## Task to complete
Return every line of the entries below unchanged, leaving out the pictures.

Visual layout annotation data:
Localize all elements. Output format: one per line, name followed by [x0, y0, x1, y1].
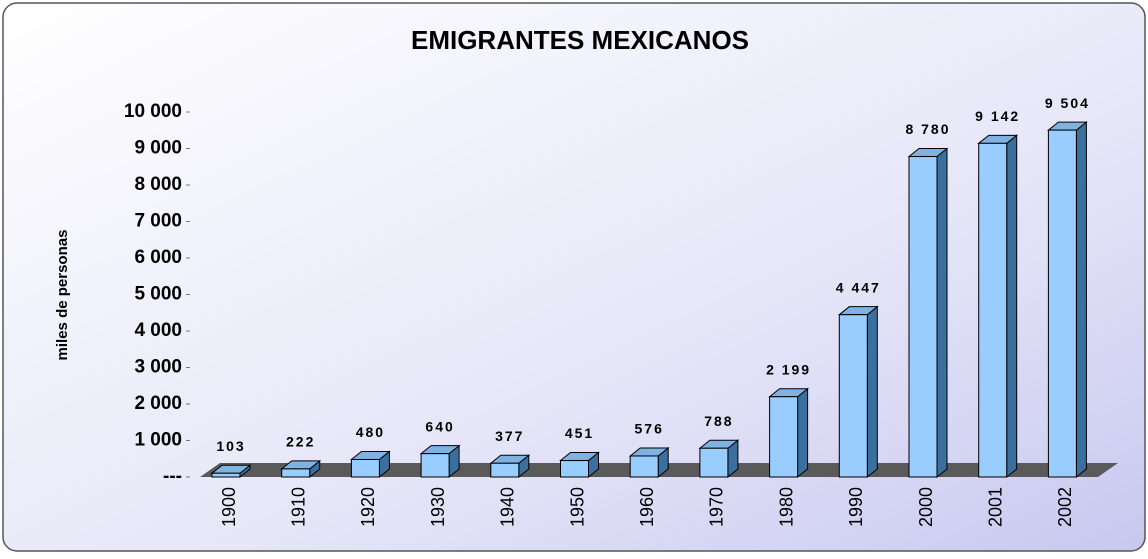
bar	[419, 444, 461, 479]
data-label: 377	[495, 428, 524, 444]
data-label: 480	[356, 424, 385, 440]
bar-face	[978, 142, 1008, 478]
x-tick-label: 1980	[776, 487, 796, 527]
x-tick-label: 1930	[428, 487, 448, 527]
bar-face	[420, 453, 450, 478]
x-tick-label: 1960	[637, 487, 657, 527]
y-tick-label: 2 000	[134, 393, 182, 414]
bar-face	[1047, 129, 1077, 478]
y-tick-label: 3 000	[134, 357, 182, 378]
x-tick-label: 2001	[985, 487, 1005, 527]
bar	[210, 464, 252, 479]
bar	[698, 439, 740, 479]
y-tick-label: 6 000	[134, 247, 182, 268]
bar-face	[769, 396, 799, 478]
y-tick-label: 9 000	[134, 138, 182, 159]
data-label: 222	[286, 434, 315, 450]
chart-title: EMIGRANTES MEXICANOS	[411, 25, 749, 55]
y-axis-label: miles de personas	[54, 230, 71, 361]
bar-face	[936, 147, 948, 479]
data-label: 576	[635, 421, 664, 437]
bar	[1046, 121, 1088, 479]
bar-face	[490, 462, 520, 478]
bar	[907, 147, 949, 479]
bar-face	[699, 447, 729, 478]
data-label: 9 142	[975, 108, 1020, 124]
data-label: 9 504	[1045, 95, 1090, 111]
x-tick-label: 1990	[846, 487, 866, 527]
data-label: 451	[565, 425, 594, 441]
x-tick-label: 1900	[219, 487, 239, 527]
data-label: 788	[704, 413, 733, 429]
bar	[977, 134, 1019, 479]
bar	[489, 454, 531, 479]
y-tick-label: 8 000	[134, 174, 182, 195]
y-tick-label: 7 000	[134, 211, 182, 232]
x-tick-label: 2000	[916, 487, 936, 527]
bar-face	[281, 468, 311, 478]
bar-face	[629, 455, 659, 478]
bar-face	[838, 314, 868, 478]
bar-face	[908, 156, 938, 478]
x-tick-label: 1950	[567, 487, 587, 527]
bar	[837, 305, 879, 479]
x-tick-label: 1940	[498, 487, 518, 527]
bar-face	[350, 458, 380, 478]
y-tick-label: 5 000	[134, 284, 182, 305]
bar-face	[211, 472, 241, 478]
data-label: 4 447	[836, 279, 881, 295]
bar	[559, 451, 600, 479]
data-label: 103	[216, 438, 245, 454]
bar-face	[797, 387, 809, 479]
bar	[768, 387, 810, 479]
y-tick-label: 1 000	[134, 430, 182, 451]
y-tick-label: ---	[163, 466, 182, 487]
bar-face	[866, 305, 878, 479]
bar-face	[1075, 121, 1087, 479]
bar	[280, 459, 322, 479]
data-label: 2 199	[766, 361, 811, 377]
y-tick-label: 4 000	[134, 320, 182, 341]
data-label: 640	[425, 418, 454, 434]
x-tick-label: 1970	[707, 487, 727, 527]
bar-face	[1006, 134, 1018, 479]
data-label: 8 780	[905, 121, 950, 137]
x-tick-label: 1910	[288, 487, 308, 527]
bar-face	[560, 460, 589, 478]
bar	[349, 450, 391, 479]
x-tick-label: 2002	[1055, 487, 1075, 527]
y-tick-label: 10 000	[124, 101, 182, 122]
x-tick-label: 1920	[358, 487, 378, 527]
bar	[628, 446, 670, 479]
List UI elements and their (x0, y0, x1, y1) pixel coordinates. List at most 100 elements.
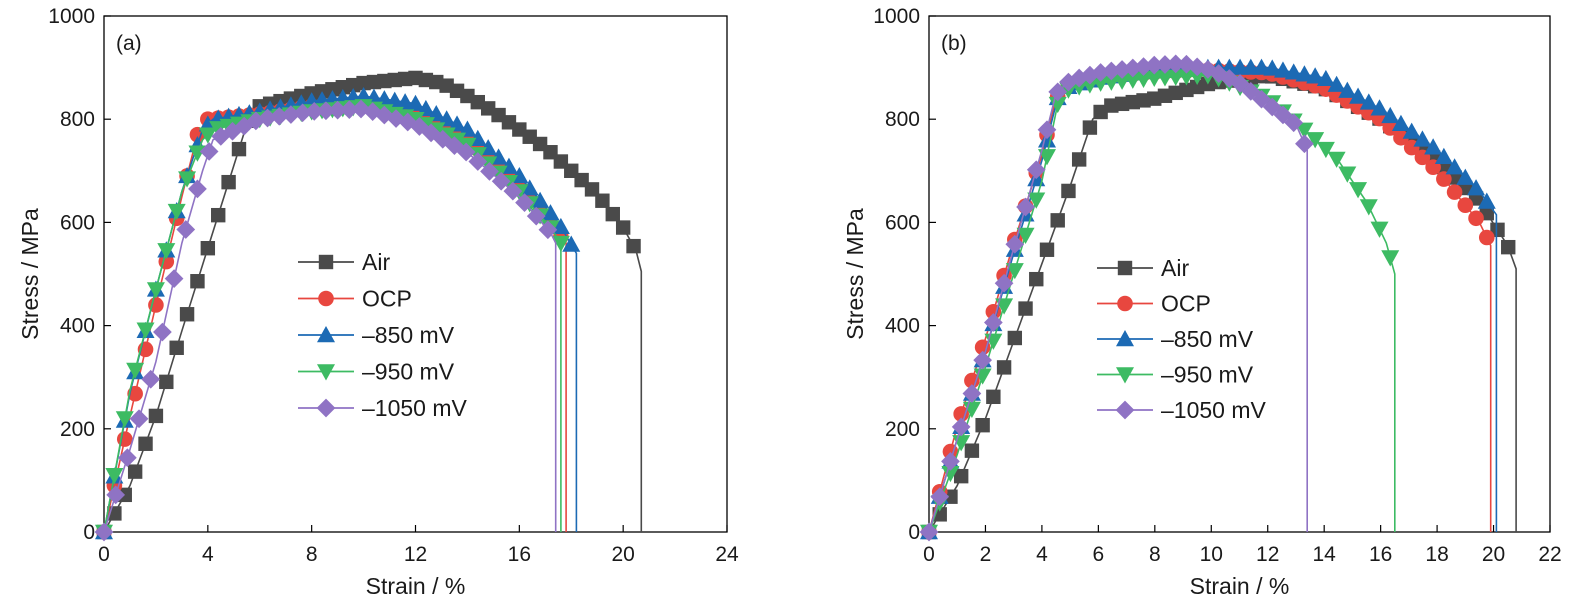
legend-item-950-mv: –950 mV (1097, 362, 1254, 388)
chart-panel-a: 0 4 8 12 16 20 24 0 200 400 600 800 1000 Strain / % St… (17, 5, 739, 599)
data-point (1306, 67, 1325, 84)
data-point (1039, 242, 1055, 257)
data-point (1436, 171, 1452, 187)
data-point (538, 220, 558, 240)
plot-frame (928, 15, 1551, 533)
data-point (503, 181, 523, 201)
data-point (127, 464, 143, 479)
panel-label: (a) (116, 32, 142, 55)
plot-frame (103, 15, 728, 533)
data-point (406, 94, 425, 111)
x-tick-label: 6 (1093, 543, 1105, 566)
data-point (1391, 114, 1410, 131)
data-point (1381, 250, 1400, 267)
data-point (1295, 122, 1314, 139)
data-point (515, 193, 534, 212)
data-point (615, 220, 631, 235)
data-point (231, 141, 247, 157)
x-tick-label: 0 (98, 543, 110, 566)
legend: Air OCP –850 mV –950 mV –1050 mV (298, 249, 468, 421)
data-point (269, 106, 289, 126)
data-point (520, 179, 539, 196)
legend-label: –850 mV (1161, 326, 1254, 352)
data-point (211, 207, 226, 223)
x-tick-label: 14 (1313, 543, 1337, 566)
y-tick-label: 200 (885, 418, 920, 441)
series-950-mv (920, 68, 1400, 541)
legend-item-850-mv: –850 mV (298, 322, 455, 348)
data-point (115, 411, 134, 428)
x-tick-label: 10 (1200, 543, 1223, 566)
legend-item-air: Air (1097, 255, 1189, 281)
x-axis-label: Strain / % (366, 573, 466, 599)
data-point (994, 273, 1014, 293)
data-point (157, 243, 176, 260)
data-point (1134, 71, 1153, 88)
data-point (468, 152, 488, 171)
x-tick-label: 8 (1149, 543, 1161, 566)
y-tick-label: 1000 (48, 5, 95, 28)
data-point (328, 100, 347, 120)
data-point (1016, 227, 1035, 244)
data-point (1446, 184, 1463, 200)
data-point (1468, 210, 1484, 227)
data-point (1037, 131, 1056, 148)
data-point (136, 322, 155, 339)
data-point (584, 182, 600, 197)
y-tick-label: 400 (60, 315, 95, 338)
legend-label: –950 mV (362, 359, 455, 385)
data-point (964, 443, 980, 458)
data-point (1029, 271, 1044, 287)
data-point (1402, 122, 1421, 139)
legend-marker (1117, 295, 1133, 312)
data-point (293, 103, 312, 123)
data-point (126, 362, 145, 379)
data-point (118, 448, 137, 468)
y-tick-label: 0 (908, 521, 920, 544)
x-tick-label: 16 (508, 543, 531, 566)
data-point (941, 452, 960, 471)
chart-panel-b: 0 2 4 6 8 10 12 14 16 18 20 22 0 200 400 600 800 1000 Stra… (842, 5, 1562, 599)
x-tick-label: 4 (202, 543, 214, 566)
y-tick-label: 0 (83, 521, 95, 544)
data-point (234, 116, 254, 136)
data-point (1263, 59, 1282, 76)
data-point (1071, 152, 1087, 167)
data-point (146, 282, 165, 299)
data-point (141, 369, 161, 389)
data-point (1424, 138, 1443, 155)
data-point (106, 485, 126, 505)
data-point (1091, 75, 1110, 92)
legend-marker (1117, 260, 1133, 276)
data-point (551, 235, 570, 253)
data-point (169, 340, 184, 355)
legend-marker (1115, 400, 1135, 420)
data-point (975, 417, 990, 433)
data-point (445, 136, 464, 156)
data-point (930, 487, 950, 507)
data-point (433, 129, 453, 149)
data-point (221, 174, 236, 190)
data-point (1005, 263, 1024, 280)
data-point (190, 274, 205, 289)
series-1050-mv (919, 54, 1314, 542)
data-point (1382, 120, 1399, 136)
y-tick-label: 600 (885, 211, 920, 234)
data-point (973, 350, 992, 370)
data-point (1273, 61, 1292, 78)
data-point (626, 238, 641, 254)
data-point (159, 374, 174, 390)
series-line-1050-mv (928, 62, 1308, 533)
data-point (1349, 87, 1368, 104)
x-tick-label: 18 (1425, 543, 1448, 566)
data-point (1338, 166, 1357, 183)
data-point (491, 171, 511, 191)
data-point (1144, 55, 1164, 75)
legend-marker (316, 398, 336, 418)
series-1050-mv (94, 99, 558, 542)
data-point (1230, 74, 1250, 93)
data-point (281, 105, 301, 124)
data-point (209, 121, 228, 138)
data-point (129, 409, 149, 429)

## Right answer
Localize all elements. Output format: one per line, name followed by [x0, y0, x1, y1].
bar	[419, 444, 461, 479]
data-label: 377	[495, 428, 524, 444]
data-label: 480	[356, 424, 385, 440]
bar-face	[978, 142, 1008, 478]
x-tick-label: 1980	[776, 487, 796, 527]
x-tick-label: 1930	[428, 487, 448, 527]
bar-face	[420, 453, 450, 478]
x-tick-label: 1960	[637, 487, 657, 527]
y-tick-label: 2 000	[134, 393, 182, 414]
bar-face	[1047, 129, 1077, 478]
y-tick-label: 3 000	[134, 357, 182, 378]
x-tick-label: 2001	[985, 487, 1005, 527]
bar	[210, 464, 252, 479]
bar	[698, 439, 740, 479]
y-tick-label: 6 000	[134, 247, 182, 268]
bar-face	[769, 396, 799, 478]
y-tick-label: 9 000	[134, 138, 182, 159]
data-label: 222	[286, 434, 315, 450]
chart-title: EMIGRANTES MEXICANOS	[411, 25, 749, 55]
y-axis-label: miles de personas	[54, 230, 71, 361]
bar-face	[936, 147, 948, 479]
data-label: 576	[635, 421, 664, 437]
bar	[1046, 121, 1088, 479]
bar-face	[490, 462, 520, 478]
bar	[907, 147, 949, 479]
bar-face	[699, 447, 729, 478]
data-label: 9 142	[975, 108, 1020, 124]
data-label: 9 504	[1045, 95, 1090, 111]
x-tick-label: 1990	[846, 487, 866, 527]
data-label: 451	[565, 425, 594, 441]
x-tick-label: 1900	[219, 487, 239, 527]
data-label: 788	[704, 413, 733, 429]
bar	[977, 134, 1019, 479]
bar	[489, 454, 531, 479]
y-tick-label: 8 000	[134, 174, 182, 195]
y-tick-label: 7 000	[134, 211, 182, 232]
x-tick-label: 2000	[916, 487, 936, 527]
bar-face	[281, 468, 311, 478]
bar-face	[629, 455, 659, 478]
bar-face	[838, 314, 868, 478]
bar-face	[908, 156, 938, 478]
x-tick-label: 1950	[567, 487, 587, 527]
bar	[837, 305, 879, 479]
x-tick-label: 1940	[498, 487, 518, 527]
bar-face	[350, 458, 380, 478]
y-tick-label: 5 000	[134, 284, 182, 305]
bar-face	[211, 472, 241, 478]
data-label: 4 447	[836, 279, 881, 295]
bar	[559, 451, 600, 479]
data-label: 103	[216, 438, 245, 454]
bar-face	[797, 387, 809, 479]
bar	[768, 387, 810, 479]
y-tick-label: 1 000	[134, 430, 182, 451]
y-tick-label: ---	[163, 466, 182, 487]
bar-face	[866, 305, 878, 479]
bar-face	[1075, 121, 1087, 479]
bar	[280, 459, 322, 479]
data-label: 2 199	[766, 361, 811, 377]
y-tick-label: 4 000	[134, 320, 182, 341]
data-label: 640	[425, 418, 454, 434]
x-tick-label: 1970	[707, 487, 727, 527]
bar-face	[1006, 134, 1018, 479]
data-label: 8 780	[905, 121, 950, 137]
x-tick-label: 1910	[288, 487, 308, 527]
bar-face	[560, 460, 589, 478]
bar	[349, 450, 391, 479]
x-tick-label: 2002	[1055, 487, 1075, 527]
y-tick-label: 10 000	[124, 101, 182, 122]
x-tick-label: 1920	[358, 487, 378, 527]
bar	[628, 446, 670, 479]
List UI elements and their (x0, y0, x1, y1) pixel coordinates. List at most 100 elements.
legend-item-950-mv: –950 mV (1097, 362, 1254, 388)
chart-panel-a: 0 4 8 12 16 20 24 0 200 400 600 800 1000 Strain / % St… (17, 5, 739, 599)
data-point (1306, 67, 1325, 84)
data-point (1039, 242, 1055, 257)
data-point (1436, 171, 1452, 187)
data-point (538, 220, 558, 240)
plot-frame (928, 15, 1551, 533)
data-point (503, 181, 523, 201)
data-point (127, 464, 143, 479)
panel-label: (a) (116, 32, 142, 55)
plot-frame (103, 15, 728, 533)
data-point (406, 94, 425, 111)
x-tick-label: 6 (1093, 543, 1105, 566)
data-point (1391, 114, 1410, 131)
data-point (1381, 250, 1400, 267)
data-point (1295, 122, 1314, 139)
data-point (515, 193, 534, 212)
data-point (615, 220, 631, 235)
data-point (231, 141, 247, 157)
x-tick-label: 0 (98, 543, 110, 566)
legend: Air OCP –850 mV –950 mV –1050 mV (298, 249, 468, 421)
data-point (269, 106, 289, 126)
data-point (520, 179, 539, 196)
legend-label: –850 mV (1161, 326, 1254, 352)
data-point (211, 207, 226, 223)
x-tick-label: 14 (1313, 543, 1337, 566)
y-tick-label: 200 (885, 418, 920, 441)
series-950-mv (920, 68, 1400, 541)
legend-item-850-mv: –850 mV (298, 322, 455, 348)
data-point (115, 411, 134, 428)
x-tick-label: 10 (1200, 543, 1223, 566)
legend-item-air: Air (1097, 255, 1189, 281)
x-axis-label: Strain / % (366, 573, 466, 599)
data-point (994, 273, 1014, 293)
data-point (157, 243, 176, 260)
data-point (1134, 71, 1153, 88)
data-point (468, 152, 488, 171)
x-tick-label: 8 (1149, 543, 1161, 566)
y-tick-label: 1000 (48, 5, 95, 28)
data-point (328, 100, 347, 120)
data-point (1016, 227, 1035, 244)
data-point (1446, 184, 1463, 200)
data-point (1468, 210, 1484, 227)
data-point (1037, 131, 1056, 148)
data-point (136, 322, 155, 339)
data-point (584, 182, 600, 197)
y-tick-label: 400 (60, 315, 95, 338)
legend-label: –950 mV (362, 359, 455, 385)
data-point (964, 443, 980, 458)
data-point (1029, 271, 1044, 287)
data-point (1402, 122, 1421, 139)
legend-marker (1117, 295, 1133, 312)
data-point (293, 103, 312, 123)
data-point (126, 362, 145, 379)
data-point (118, 448, 137, 468)
y-tick-label: 0 (908, 521, 920, 544)
x-tick-label: 16 (508, 543, 531, 566)
data-point (941, 452, 960, 471)
chart-panel-b: 0 2 4 6 8 10 12 14 16 18 20 22 0 200 400 600 800 1000 Stra… (842, 5, 1562, 599)
x-tick-label: 4 (202, 543, 214, 566)
y-tick-label: 0 (83, 521, 95, 544)
data-point (234, 116, 254, 136)
data-point (1263, 59, 1282, 76)
data-point (1071, 152, 1087, 167)
data-point (146, 282, 165, 299)
data-point (141, 369, 161, 389)
data-point (1424, 138, 1443, 155)
data-point (106, 485, 126, 505)
data-point (1091, 75, 1110, 92)
legend-marker (1117, 260, 1133, 276)
data-point (551, 235, 570, 253)
data-point (169, 340, 184, 355)
legend-marker (1115, 400, 1135, 420)
data-point (975, 417, 990, 433)
data-point (445, 136, 464, 156)
data-point (930, 487, 950, 507)
data-point (433, 129, 453, 149)
data-point (221, 174, 236, 190)
data-point (1005, 263, 1024, 280)
data-point (190, 274, 205, 289)
series-1050-mv (919, 54, 1314, 542)
data-point (1382, 120, 1399, 136)
y-tick-label: 600 (885, 211, 920, 234)
data-point (973, 350, 992, 370)
data-point (1273, 61, 1292, 78)
data-point (626, 238, 641, 254)
data-point (159, 374, 174, 390)
series-line-1050-mv (928, 62, 1308, 533)
data-point (1349, 87, 1368, 104)
x-tick-label: 18 (1425, 543, 1448, 566)
data-point (1338, 166, 1357, 183)
data-point (491, 171, 511, 191)
data-point (1144, 55, 1164, 75)
legend-marker (316, 398, 336, 418)
series-1050-mv (94, 99, 558, 542)
data-point (1230, 74, 1250, 93)
data-point (281, 105, 301, 124)
data-point (209, 121, 228, 138)
data-point (129, 409, 149, 429)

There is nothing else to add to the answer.